*What you need to do*.
Write out each line that follows exactly as it stands, without the pictures.

*Provided information*.
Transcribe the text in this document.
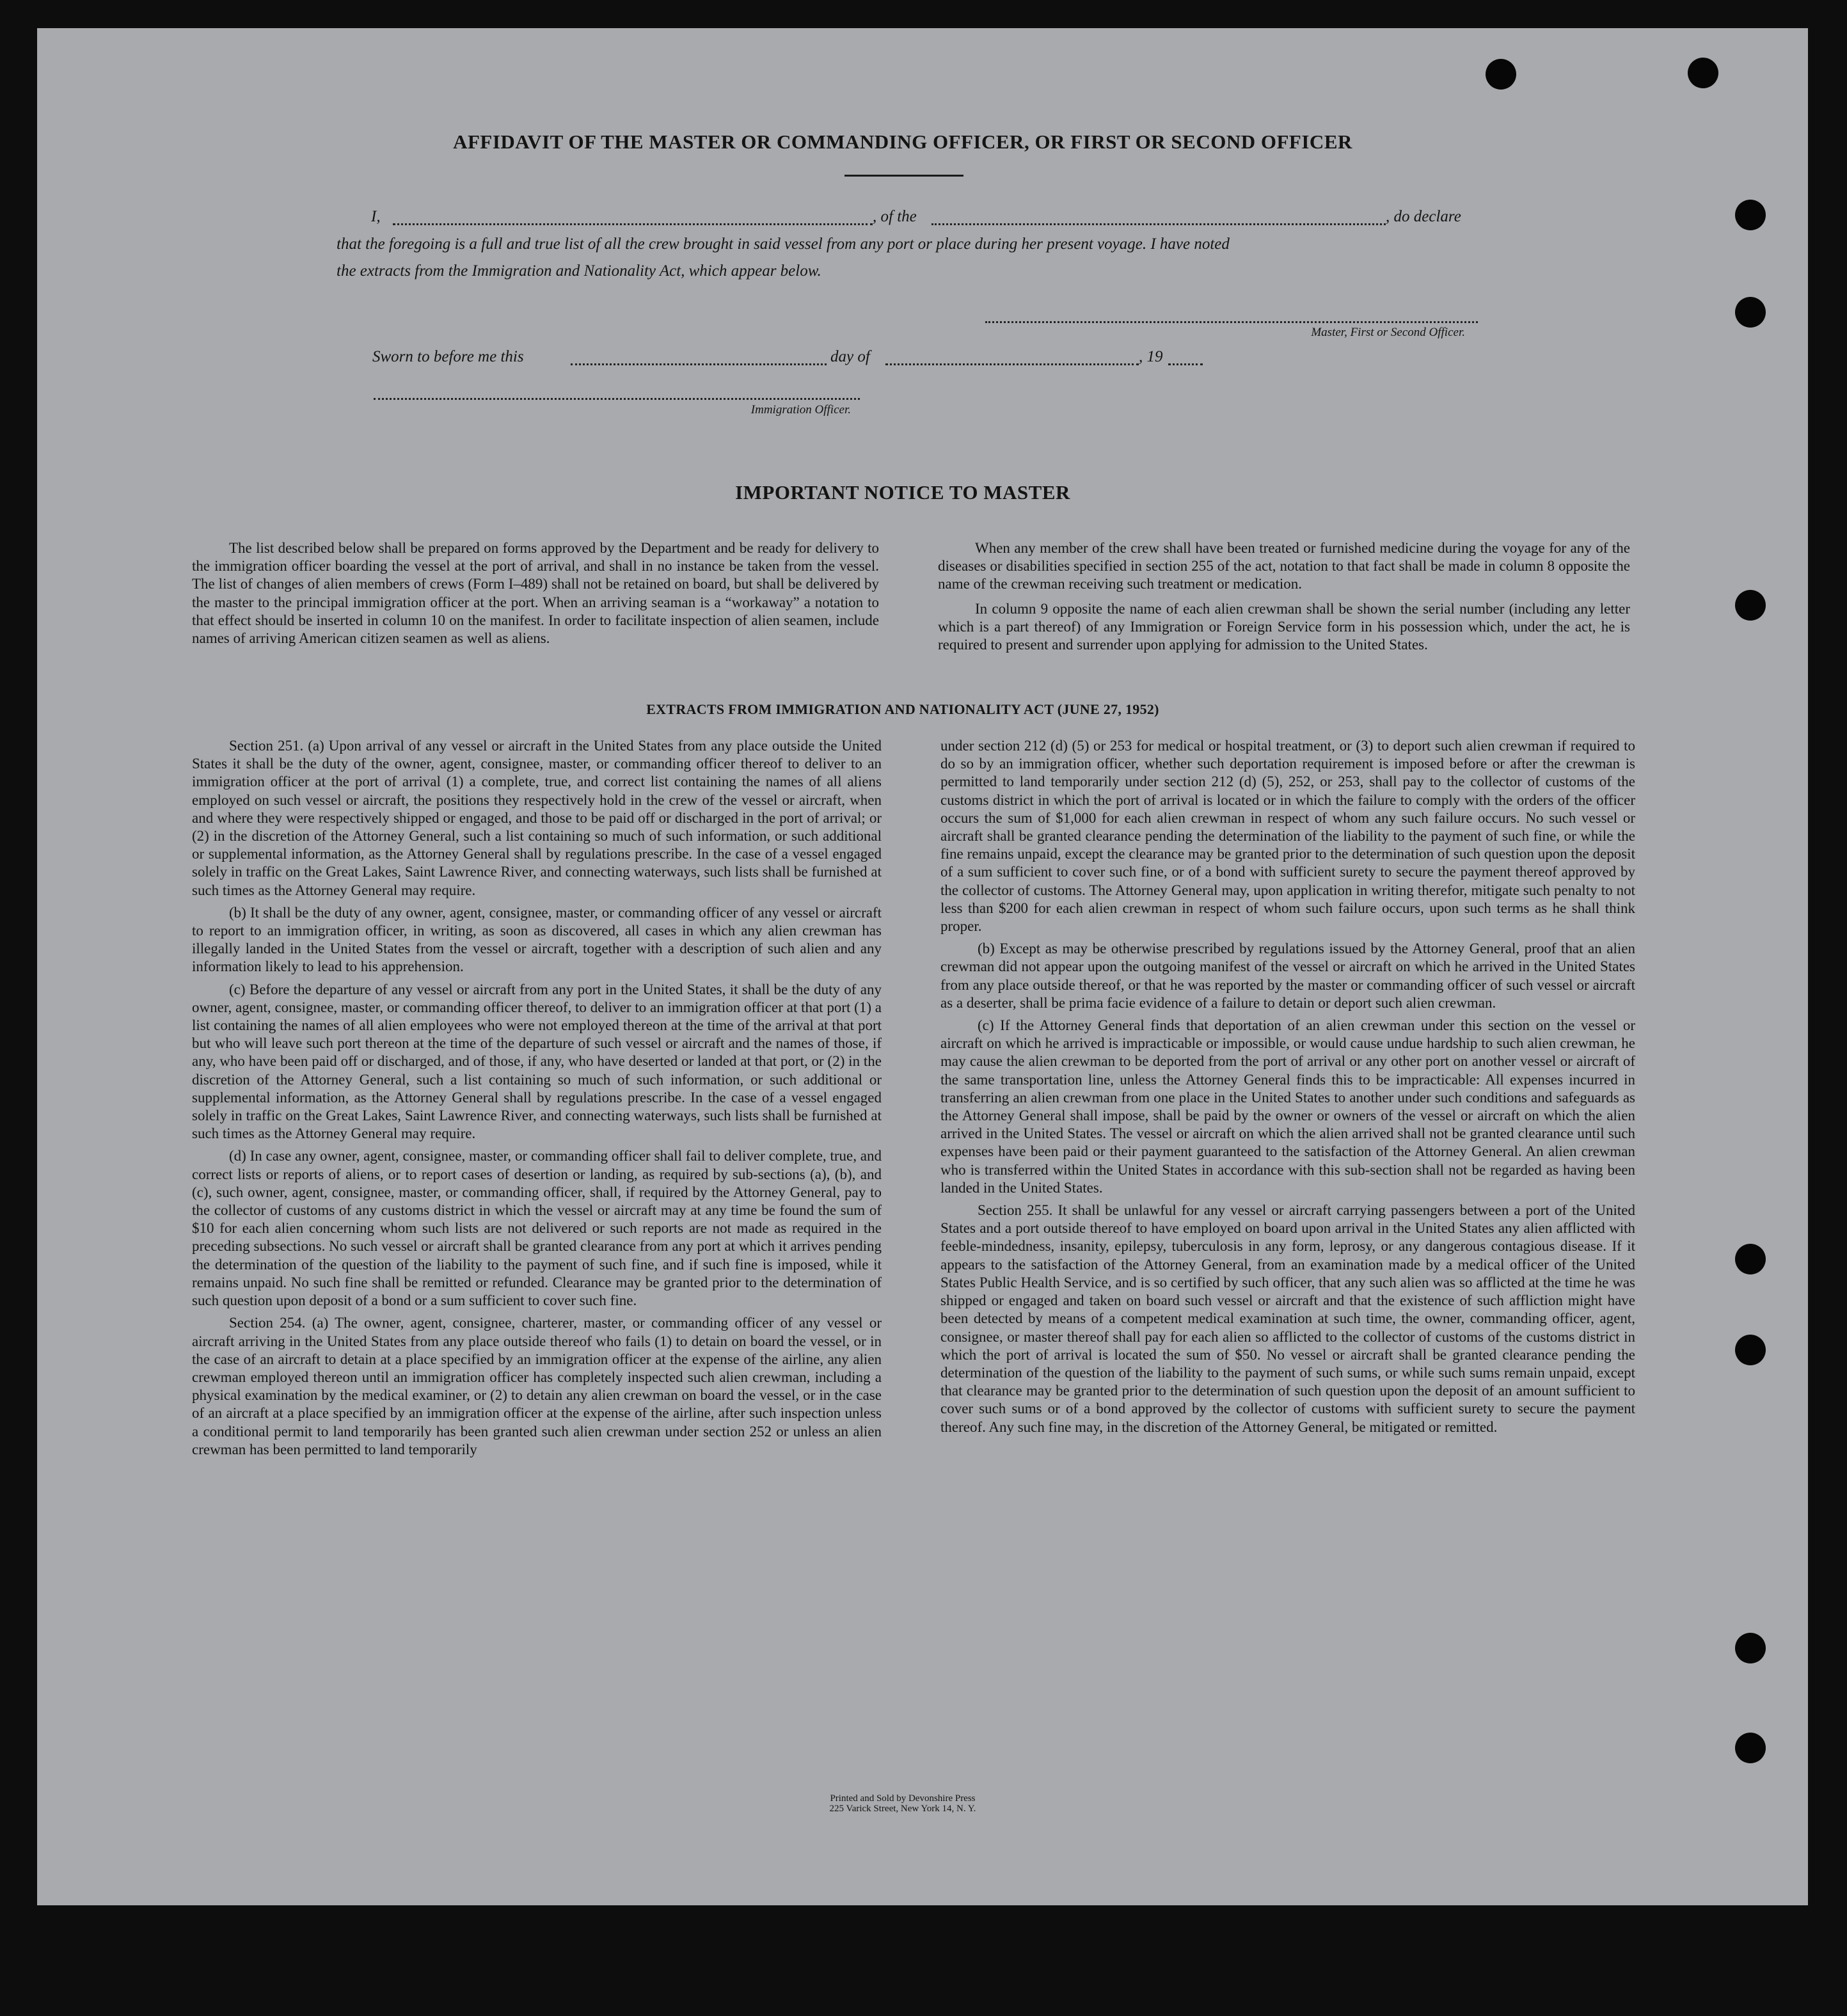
AFFIDAVIT OF THE MASTER OR COMMANDING OFFICER, OR FIRST OR SECOND OFFICER
I,	, of the	, do declare
that the foregoing is a full and true list of all the crew brought in said vessel from any port or place during her present voyage. I have noted
the extracts from the Immigration and Nationality Act, which appear below.
Master, First or Second Officer.
Sworn to before me this	day of	, 19
Immigration Officer.
IMPORTANT NOTICE TO MASTER

The list described below shall be prepared on forms approved by the Department and be ready for delivery to the immigration officer boarding the vessel at the port of arrival, and shall in no instance be taken from the vessel. The list of changes of alien members of crews (Form I–489) shall not be retained on board, but shall be delivered by the master to the principal immigration officer at the port. When an arriving seaman is a “workaway” a notation to that effect should be inserted in column 10 on the manifest. In order to facilitate inspection of alien seamen, include names of arriving American citizen seamen as well as aliens.

When any member of the crew shall have been treated or furnished medicine during the voyage for any of the diseases or disabilities specified in section 255 of the act, notation to that fact shall be made in column 8 opposite the name of the crewman receiving such treatment or medication.

In column 9 opposite the name of each alien crewman shall be shown the serial number (including any letter which is a part thereof) of any Immigration or Foreign Service form in his possession which, under the act, he is required to present and surrender upon applying for admission to the United States.

EXTRACTS FROM IMMIGRATION AND NATIONALITY ACT (JUNE 27, 1952)

Section 251. (a) Upon arrival of any vessel or aircraft in the United States from any place outside the United States it shall be the duty of the owner, agent, consignee, master, or commanding officer thereof to deliver to an immigration officer at the port of arrival (1) a complete, true, and correct list containing the names of all aliens employed on such vessel or aircraft, the positions they respectively hold in the crew of the vessel or aircraft, when and where they were respectively shipped or engaged, and those to be paid off or discharged in the port of arrival; or (2) in the discretion of the Attorney General, such a list containing so much of such information, or such additional or supplemental information, as the Attorney General shall by regulations prescribe. In the case of a vessel engaged solely in traffic on the Great Lakes, Saint Lawrence River, and connecting waterways, such lists shall be furnished at such times as the Attorney General may require.

(b) It shall be the duty of any owner, agent, consignee, master, or commanding officer of any vessel or aircraft to report to an immigration officer, in writing, as soon as discovered, all cases in which any alien crewman has illegally landed in the United States from the vessel or aircraft, together with a description of such alien and any information likely to lead to his apprehension.

(c) Before the departure of any vessel or aircraft from any port in the United States, it shall be the duty of any owner, agent, consignee, master, or commanding officer thereof, to deliver to an immigration officer at that port (1) a list containing the names of all alien employees who were not employed thereon at the time of the arrival at that port but who will leave such port thereon at the time of the departure of such vessel or aircraft and the names of those, if any, who have been paid off or discharged, and of those, if any, who have deserted or landed at that port, or (2) in the discretion of the Attorney General, such a list containing so much of such information, or such additional or supplemental information, as the Attorney General shall by regulations prescribe. In the case of a vessel engaged solely in traffic on the Great Lakes, Saint Lawrence River, and connecting waterways, such lists shall be furnished at such times as the Attorney General may require.

(d) In case any owner, agent, consignee, master, or commanding officer shall fail to deliver complete, true, and correct lists or reports of aliens, or to report cases of desertion or landing, as required by sub-sections (a), (b), and (c), such owner, agent, consignee, master, or commanding officer, shall, if required by the Attorney General, pay to the collector of customs of any customs district in which the vessel or aircraft may at any time be found the sum of $10 for each alien concerning whom such lists are not delivered or such reports are not made as required in the preceding subsections. No such vessel or aircraft shall be granted clearance from any port at which it arrives pending the determination of the question of the liability to the payment of such fine, and if such fine is imposed, while it remains unpaid. No such fine shall be remitted or refunded. Clearance may be granted prior to the determination of such question upon deposit of a bond or a sum sufficient to cover such fine.

Section 254. (a) The owner, agent, consignee, charterer, master, or commanding officer of any vessel or aircraft arriving in the United States from any place outside thereof who fails (1) to detain on board the vessel, or in the case of an aircraft to detain at a place specified by an immigration officer at the expense of the airline, any alien crewman employed thereon until an immigration officer has completely inspected such alien crewman, including a physical examination by the medical examiner, or (2) to detain any alien crewman on board the vessel, or in the case of an aircraft at a place specified by an immigration officer at the expense of the airline, after such inspection unless a conditional permit to land temporarily has been granted such alien crewman under section 252 or unless an alien crewman has been permitted to land temporarily

under section 212 (d) (5) or 253 for medical or hospital treatment, or (3) to deport such alien crewman if required to do so by an immigration officer, whether such deportation requirement is imposed before or after the crewman is permitted to land temporarily under section 212 (d) (5), 252, or 253, shall pay to the collector of customs of the customs district in which the port of arrival is located or in which the failure to comply with the orders of the officer occurs the sum of $1,000 for each alien crewman in respect of whom any such failure occurs. No such vessel or aircraft shall be granted clearance pending the determination of the liability to the payment of such fine, or while the fine remains unpaid, except the clearance may be granted prior to the determination of such question upon the deposit of a sum sufficient to cover such fine, or of a bond with sufficient surety to secure the payment thereof approved by the collector of customs. The Attorney General may, upon application in writing therefor, mitigate such penalty to not less than $200 for each alien crewman in respect of whom such failure occurs, upon such terms as he shall think proper.

(b) Except as may be otherwise prescribed by regulations issued by the Attorney General, proof that an alien crewman did not appear upon the outgoing manifest of the vessel or aircraft on which he arrived in the United States from any place outside thereof, or that he was reported by the master or commanding officer of such vessel or aircraft as a deserter, shall be prima facie evidence of a failure to detain or deport such alien crewman.

(c) If the Attorney General finds that deportation of an alien crewman under this section on the vessel or aircraft on which he arrived is impracticable or impossible, or would cause undue hardship to such alien crewman, he may cause the alien crewman to be deported from the port of arrival or any other port on another vessel or aircraft of the same transportation line, unless the Attorney General finds this to be impracticable: All expenses incurred in transferring an alien crewman from one place in the United States to another under such conditions and safeguards as the Attorney General shall impose, shall be paid by the owner or owners of the vessel or aircraft on which the alien arrived in the United States. The vessel or aircraft on which the alien arrived shall not be granted clearance until such expenses have been paid or their payment guaranteed to the satisfaction of the Attorney General. An alien crewman who is transferred within the United States in accordance with this sub-section shall not be regarded as having been landed in the United States.

Section 255. It shall be unlawful for any vessel or aircraft carrying passengers between a port of the United States and a port outside thereof to have employed on board upon arrival in the United States any alien afflicted with feeble-mindedness, insanity, epilepsy, tuberculosis in any form, leprosy, or any dangerous contagious disease. If it appears to the satisfaction of the Attorney General, from an examination made by a medical officer of the United States Public Health Service, and is so certified by such officer, that any such alien was so afflicted at the time he was shipped or engaged and taken on board such vessel or aircraft and that the existence of such affliction might have been detected by means of a competent medical examination at such time, the owner, commanding officer, agent, consignee, or master thereof shall pay for each alien so afflicted to the collector of customs of the customs district in which the port of arrival is located the sum of $50. No vessel or aircraft shall be granted clearance pending the determination of the question of the liability to the payment of such sums, or while such sums remain unpaid, except that clearance may be granted prior to the determination of such question upon the deposit of an amount sufficient to cover such sums or of a bond approved by the collector of customs with sufficient surety to secure the payment thereof. Any such fine may, in the discretion of the Attorney General, be mitigated or remitted.

Printed and Sold by Devonshire Press
225 Varick Street, New York 14, N. Y.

*Written answer*.
Transcribe the text in this document.
AFFIDAVIT OF THE MASTER OR COMMANDING OFFICER, OR FIRST OR SECOND OFFICER
I,	, of the	, do declare
that the foregoing is a full and true list of all the crew brought in said vessel from any port or place during her present voyage. I have noted
the extracts from the Immigration and Nationality Act, which appear below.
Master, First or Second Officer.
Sworn to before me this	day of	, 19
Immigration Officer.
IMPORTANT NOTICE TO MASTER

The list described below shall be prepared on forms approved by the Department and be ready for delivery to the immigration officer boarding the vessel at the port of arrival, and shall in no instance be taken from the vessel. The list of changes of alien members of crews (Form I–489) shall not be retained on board, but shall be delivered by the master to the principal immigration officer at the port. When an arriving seaman is a “workaway” a notation to that effect should be inserted in column 10 on the manifest. In order to facilitate inspection of alien seamen, include names of arriving American citizen seamen as well as aliens.

When any member of the crew shall have been treated or furnished medicine during the voyage for any of the diseases or disabilities specified in section 255 of the act, notation to that fact shall be made in column 8 opposite the name of the crewman receiving such treatment or medication.

In column 9 opposite the name of each alien crewman shall be shown the serial number (including any letter which is a part thereof) of any Immigration or Foreign Service form in his possession which, under the act, he is required to present and surrender upon applying for admission to the United States.

EXTRACTS FROM IMMIGRATION AND NATIONALITY ACT (JUNE 27, 1952)

Section 251. (a) Upon arrival of any vessel or aircraft in the United States from any place outside the United States it shall be the duty of the owner, agent, consignee, master, or commanding officer thereof to deliver to an immigration officer at the port of arrival (1) a complete, true, and correct list containing the names of all aliens employed on such vessel or aircraft, the positions they respectively hold in the crew of the vessel or aircraft, when and where they were respectively shipped or engaged, and those to be paid off or discharged in the port of arrival; or (2) in the discretion of the Attorney General, such a list containing so much of such information, or such additional or supplemental information, as the Attorney General shall by regulations prescribe. In the case of a vessel engaged solely in traffic on the Great Lakes, Saint Lawrence River, and connecting waterways, such lists shall be furnished at such times as the Attorney General may require.

(b) It shall be the duty of any owner, agent, consignee, master, or commanding officer of any vessel or aircraft to report to an immigration officer, in writing, as soon as discovered, all cases in which any alien crewman has illegally landed in the United States from the vessel or aircraft, together with a description of such alien and any information likely to lead to his apprehension.

(c) Before the departure of any vessel or aircraft from any port in the United States, it shall be the duty of any owner, agent, consignee, master, or commanding officer thereof, to deliver to an immigration officer at that port (1) a list containing the names of all alien employees who were not employed thereon at the time of the arrival at that port but who will leave such port thereon at the time of the departure of such vessel or aircraft and the names of those, if any, who have been paid off or discharged, and of those, if any, who have deserted or landed at that port, or (2) in the discretion of the Attorney General, such a list containing so much of such information, or such additional or supplemental information, as the Attorney General shall by regulations prescribe. In the case of a vessel engaged solely in traffic on the Great Lakes, Saint Lawrence River, and connecting waterways, such lists shall be furnished at such times as the Attorney General may require.

(d) In case any owner, agent, consignee, master, or commanding officer shall fail to deliver complete, true, and correct lists or reports of aliens, or to report cases of desertion or landing, as required by sub-sections (a), (b), and (c), such owner, agent, consignee, master, or commanding officer, shall, if required by the Attorney General, pay to the collector of customs of any customs district in which the vessel or aircraft may at any time be found the sum of $10 for each alien concerning whom such lists are not delivered or such reports are not made as required in the preceding subsections. No such vessel or aircraft shall be granted clearance from any port at which it arrives pending the determination of the question of the liability to the payment of such fine, and if such fine is imposed, while it remains unpaid. No such fine shall be remitted or refunded. Clearance may be granted prior to the determination of such question upon deposit of a bond or a sum sufficient to cover such fine.

Section 254. (a) The owner, agent, consignee, charterer, master, or commanding officer of any vessel or aircraft arriving in the United States from any place outside thereof who fails (1) to detain on board the vessel, or in the case of an aircraft to detain at a place specified by an immigration officer at the expense of the airline, any alien crewman employed thereon until an immigration officer has completely inspected such alien crewman, including a physical examination by the medical examiner, or (2) to detain any alien crewman on board the vessel, or in the case of an aircraft at a place specified by an immigration officer at the expense of the airline, after such inspection unless a conditional permit to land temporarily has been granted such alien crewman under section 252 or unless an alien crewman has been permitted to land temporarily

under section 212 (d) (5) or 253 for medical or hospital treatment, or (3) to deport such alien crewman if required to do so by an immigration officer, whether such deportation requirement is imposed before or after the crewman is permitted to land temporarily under section 212 (d) (5), 252, or 253, shall pay to the collector of customs of the customs district in which the port of arrival is located or in which the failure to comply with the orders of the officer occurs the sum of $1,000 for each alien crewman in respect of whom any such failure occurs. No such vessel or aircraft shall be granted clearance pending the determination of the liability to the payment of such fine, or while the fine remains unpaid, except the clearance may be granted prior to the determination of such question upon the deposit of a sum sufficient to cover such fine, or of a bond with sufficient surety to secure the payment thereof approved by the collector of customs. The Attorney General may, upon application in writing therefor, mitigate such penalty to not less than $200 for each alien crewman in respect of whom such failure occurs, upon such terms as he shall think proper.

(b) Except as may be otherwise prescribed by regulations issued by the Attorney General, proof that an alien crewman did not appear upon the outgoing manifest of the vessel or aircraft on which he arrived in the United States from any place outside thereof, or that he was reported by the master or commanding officer of such vessel or aircraft as a deserter, shall be prima facie evidence of a failure to detain or deport such alien crewman.

(c) If the Attorney General finds that deportation of an alien crewman under this section on the vessel or aircraft on which he arrived is impracticable or impossible, or would cause undue hardship to such alien crewman, he may cause the alien crewman to be deported from the port of arrival or any other port on another vessel or aircraft of the same transportation line, unless the Attorney General finds this to be impracticable: All expenses incurred in transferring an alien crewman from one place in the United States to another under such conditions and safeguards as the Attorney General shall impose, shall be paid by the owner or owners of the vessel or aircraft on which the alien arrived in the United States. The vessel or aircraft on which the alien arrived shall not be granted clearance until such expenses have been paid or their payment guaranteed to the satisfaction of the Attorney General. An alien crewman who is transferred within the United States in accordance with this sub-section shall not be regarded as having been landed in the United States.

Section 255. It shall be unlawful for any vessel or aircraft carrying passengers between a port of the United States and a port outside thereof to have employed on board upon arrival in the United States any alien afflicted with feeble-mindedness, insanity, epilepsy, tuberculosis in any form, leprosy, or any dangerous contagious disease. If it appears to the satisfaction of the Attorney General, from an examination made by a medical officer of the United States Public Health Service, and is so certified by such officer, that any such alien was so afflicted at the time he was shipped or engaged and taken on board such vessel or aircraft and that the existence of such affliction might have been detected by means of a competent medical examination at such time, the owner, commanding officer, agent, consignee, or master thereof shall pay for each alien so afflicted to the collector of customs of the customs district in which the port of arrival is located the sum of $50. No vessel or aircraft shall be granted clearance pending the determination of the question of the liability to the payment of such sums, or while such sums remain unpaid, except that clearance may be granted prior to the determination of such question upon the deposit of an amount sufficient to cover such sums or of a bond approved by the collector of customs with sufficient surety to secure the payment thereof. Any such fine may, in the discretion of the Attorney General, be mitigated or remitted.

Printed and Sold by Devonshire Press
225 Varick Street, New York 14, N. Y.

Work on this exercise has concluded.